## Your task
Which lines of the records contain "satisfied"? Collect every one of them.

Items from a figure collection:
____
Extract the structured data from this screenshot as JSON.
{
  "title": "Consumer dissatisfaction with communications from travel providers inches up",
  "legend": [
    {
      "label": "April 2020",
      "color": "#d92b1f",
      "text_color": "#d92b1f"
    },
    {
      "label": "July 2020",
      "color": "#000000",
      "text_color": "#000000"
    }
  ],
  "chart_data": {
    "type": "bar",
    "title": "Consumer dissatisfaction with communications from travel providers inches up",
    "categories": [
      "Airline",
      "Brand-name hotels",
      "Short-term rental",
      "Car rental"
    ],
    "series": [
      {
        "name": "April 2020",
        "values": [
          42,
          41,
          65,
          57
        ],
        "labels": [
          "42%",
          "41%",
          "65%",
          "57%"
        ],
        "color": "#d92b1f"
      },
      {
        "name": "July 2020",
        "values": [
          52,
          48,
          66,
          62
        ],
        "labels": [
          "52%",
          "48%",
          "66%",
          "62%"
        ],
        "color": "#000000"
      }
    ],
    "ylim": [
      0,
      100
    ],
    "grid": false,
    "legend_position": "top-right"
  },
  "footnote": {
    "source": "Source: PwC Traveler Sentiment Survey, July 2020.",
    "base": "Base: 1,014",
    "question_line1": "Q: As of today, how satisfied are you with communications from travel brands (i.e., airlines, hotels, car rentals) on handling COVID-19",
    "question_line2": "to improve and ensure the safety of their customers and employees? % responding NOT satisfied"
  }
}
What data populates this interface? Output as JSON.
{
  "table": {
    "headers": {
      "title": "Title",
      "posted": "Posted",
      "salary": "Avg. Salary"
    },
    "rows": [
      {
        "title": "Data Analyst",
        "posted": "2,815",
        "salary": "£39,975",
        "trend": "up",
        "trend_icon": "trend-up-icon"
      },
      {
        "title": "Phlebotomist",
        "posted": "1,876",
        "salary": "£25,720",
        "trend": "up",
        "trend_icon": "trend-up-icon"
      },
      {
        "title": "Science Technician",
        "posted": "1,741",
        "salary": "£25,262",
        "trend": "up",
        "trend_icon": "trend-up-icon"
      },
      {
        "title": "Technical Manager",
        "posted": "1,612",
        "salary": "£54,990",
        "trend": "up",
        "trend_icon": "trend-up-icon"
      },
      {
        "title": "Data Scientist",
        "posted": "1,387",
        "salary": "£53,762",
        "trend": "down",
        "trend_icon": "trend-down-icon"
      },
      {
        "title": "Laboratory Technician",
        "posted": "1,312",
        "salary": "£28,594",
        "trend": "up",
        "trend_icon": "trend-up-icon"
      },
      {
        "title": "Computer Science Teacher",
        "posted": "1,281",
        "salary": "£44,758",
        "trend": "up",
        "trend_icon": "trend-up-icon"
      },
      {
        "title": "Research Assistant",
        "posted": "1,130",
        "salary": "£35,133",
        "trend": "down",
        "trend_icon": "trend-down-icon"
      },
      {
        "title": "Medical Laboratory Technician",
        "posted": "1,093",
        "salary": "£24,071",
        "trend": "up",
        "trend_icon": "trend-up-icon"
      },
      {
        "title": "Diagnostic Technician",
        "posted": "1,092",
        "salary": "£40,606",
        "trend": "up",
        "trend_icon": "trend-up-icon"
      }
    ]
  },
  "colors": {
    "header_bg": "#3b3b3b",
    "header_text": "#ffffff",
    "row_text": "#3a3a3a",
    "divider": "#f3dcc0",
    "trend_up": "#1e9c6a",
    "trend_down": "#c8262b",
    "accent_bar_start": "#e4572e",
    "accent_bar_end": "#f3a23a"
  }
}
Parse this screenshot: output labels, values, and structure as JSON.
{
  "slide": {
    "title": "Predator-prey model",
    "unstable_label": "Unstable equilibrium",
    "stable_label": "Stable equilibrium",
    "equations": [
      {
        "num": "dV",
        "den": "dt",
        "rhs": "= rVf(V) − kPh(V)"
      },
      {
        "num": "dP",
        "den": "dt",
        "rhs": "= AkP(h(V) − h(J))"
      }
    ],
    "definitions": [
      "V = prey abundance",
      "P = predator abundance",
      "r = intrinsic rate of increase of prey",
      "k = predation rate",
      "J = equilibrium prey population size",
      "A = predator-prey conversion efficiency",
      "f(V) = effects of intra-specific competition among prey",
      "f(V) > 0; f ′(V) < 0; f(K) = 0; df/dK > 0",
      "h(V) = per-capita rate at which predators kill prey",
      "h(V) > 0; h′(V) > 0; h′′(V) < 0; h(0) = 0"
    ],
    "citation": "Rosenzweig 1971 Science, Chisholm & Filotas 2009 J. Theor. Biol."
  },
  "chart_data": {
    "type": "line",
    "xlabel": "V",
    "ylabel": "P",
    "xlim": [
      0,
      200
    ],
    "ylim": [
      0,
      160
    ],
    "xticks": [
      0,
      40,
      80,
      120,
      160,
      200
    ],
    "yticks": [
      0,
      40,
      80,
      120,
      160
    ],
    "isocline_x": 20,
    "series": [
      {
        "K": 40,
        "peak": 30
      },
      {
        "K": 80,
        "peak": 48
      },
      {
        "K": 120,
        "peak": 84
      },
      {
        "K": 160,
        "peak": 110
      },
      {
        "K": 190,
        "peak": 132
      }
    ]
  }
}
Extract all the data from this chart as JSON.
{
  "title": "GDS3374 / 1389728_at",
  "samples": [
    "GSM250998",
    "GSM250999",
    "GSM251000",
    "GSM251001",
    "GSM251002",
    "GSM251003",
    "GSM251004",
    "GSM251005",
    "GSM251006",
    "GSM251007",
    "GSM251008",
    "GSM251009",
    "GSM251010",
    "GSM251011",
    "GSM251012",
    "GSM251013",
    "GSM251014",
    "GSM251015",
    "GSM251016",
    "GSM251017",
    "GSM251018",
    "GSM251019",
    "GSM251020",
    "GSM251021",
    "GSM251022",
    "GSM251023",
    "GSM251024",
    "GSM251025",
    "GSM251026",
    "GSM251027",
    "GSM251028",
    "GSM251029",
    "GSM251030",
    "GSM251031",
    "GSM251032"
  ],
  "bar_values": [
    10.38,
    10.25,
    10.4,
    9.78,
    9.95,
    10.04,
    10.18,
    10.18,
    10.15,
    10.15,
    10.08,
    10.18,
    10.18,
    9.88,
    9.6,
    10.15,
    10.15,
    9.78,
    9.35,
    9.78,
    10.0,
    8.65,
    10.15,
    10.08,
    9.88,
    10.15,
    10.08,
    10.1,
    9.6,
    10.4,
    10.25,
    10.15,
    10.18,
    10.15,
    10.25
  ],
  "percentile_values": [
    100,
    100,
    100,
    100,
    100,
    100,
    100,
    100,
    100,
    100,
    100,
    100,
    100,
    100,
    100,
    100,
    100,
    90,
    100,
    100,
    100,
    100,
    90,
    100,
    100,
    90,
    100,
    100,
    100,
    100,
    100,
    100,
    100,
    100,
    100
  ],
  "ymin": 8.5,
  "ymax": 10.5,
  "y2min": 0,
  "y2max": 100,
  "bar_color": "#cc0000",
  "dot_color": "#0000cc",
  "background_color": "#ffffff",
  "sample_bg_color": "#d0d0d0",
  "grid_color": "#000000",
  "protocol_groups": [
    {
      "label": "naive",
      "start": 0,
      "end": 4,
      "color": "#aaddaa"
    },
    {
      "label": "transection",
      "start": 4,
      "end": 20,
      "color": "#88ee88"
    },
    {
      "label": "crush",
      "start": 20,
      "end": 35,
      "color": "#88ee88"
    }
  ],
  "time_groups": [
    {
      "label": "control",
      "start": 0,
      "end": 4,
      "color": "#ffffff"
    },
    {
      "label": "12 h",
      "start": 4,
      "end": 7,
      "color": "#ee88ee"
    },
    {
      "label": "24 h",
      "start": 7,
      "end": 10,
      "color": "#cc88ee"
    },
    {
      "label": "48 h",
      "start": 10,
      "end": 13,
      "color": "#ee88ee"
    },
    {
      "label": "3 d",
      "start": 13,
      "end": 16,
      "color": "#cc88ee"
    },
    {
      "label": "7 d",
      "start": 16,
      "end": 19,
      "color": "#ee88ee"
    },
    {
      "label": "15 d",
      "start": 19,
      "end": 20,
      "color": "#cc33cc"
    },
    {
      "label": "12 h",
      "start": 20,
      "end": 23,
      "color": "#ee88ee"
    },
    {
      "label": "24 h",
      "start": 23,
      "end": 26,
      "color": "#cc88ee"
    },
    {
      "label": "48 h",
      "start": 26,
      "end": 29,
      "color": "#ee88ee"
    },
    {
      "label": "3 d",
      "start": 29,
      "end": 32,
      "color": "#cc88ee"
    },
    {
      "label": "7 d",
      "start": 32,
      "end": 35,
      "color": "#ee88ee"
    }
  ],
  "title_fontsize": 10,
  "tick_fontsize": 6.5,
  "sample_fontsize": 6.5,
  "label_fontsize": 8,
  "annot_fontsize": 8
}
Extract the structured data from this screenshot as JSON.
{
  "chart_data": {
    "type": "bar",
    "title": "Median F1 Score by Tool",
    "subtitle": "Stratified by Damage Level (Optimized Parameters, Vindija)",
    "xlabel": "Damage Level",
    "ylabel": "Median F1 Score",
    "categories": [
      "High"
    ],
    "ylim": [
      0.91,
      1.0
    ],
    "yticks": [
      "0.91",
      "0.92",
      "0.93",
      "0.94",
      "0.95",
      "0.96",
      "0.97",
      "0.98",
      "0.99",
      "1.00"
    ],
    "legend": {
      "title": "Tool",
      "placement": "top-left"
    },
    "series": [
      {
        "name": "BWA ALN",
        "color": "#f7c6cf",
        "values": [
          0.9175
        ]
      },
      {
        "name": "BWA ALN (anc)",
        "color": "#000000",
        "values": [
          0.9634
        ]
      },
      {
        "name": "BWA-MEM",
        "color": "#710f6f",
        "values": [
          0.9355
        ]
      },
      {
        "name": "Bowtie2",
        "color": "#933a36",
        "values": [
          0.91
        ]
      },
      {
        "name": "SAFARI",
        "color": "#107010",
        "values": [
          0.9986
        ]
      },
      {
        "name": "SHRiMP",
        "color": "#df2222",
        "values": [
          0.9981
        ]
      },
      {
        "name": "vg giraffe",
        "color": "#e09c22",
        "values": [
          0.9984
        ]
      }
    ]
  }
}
____
## Response to this task
    "question_line1": "Q: As of today, how satisfied are you with communications from travel brands (i.e., airlines, hotels, car rentals) on handling COVID-19",
    "question_line2": "to improve and ensure the safety of their customers and employees? % responding NOT satisfied"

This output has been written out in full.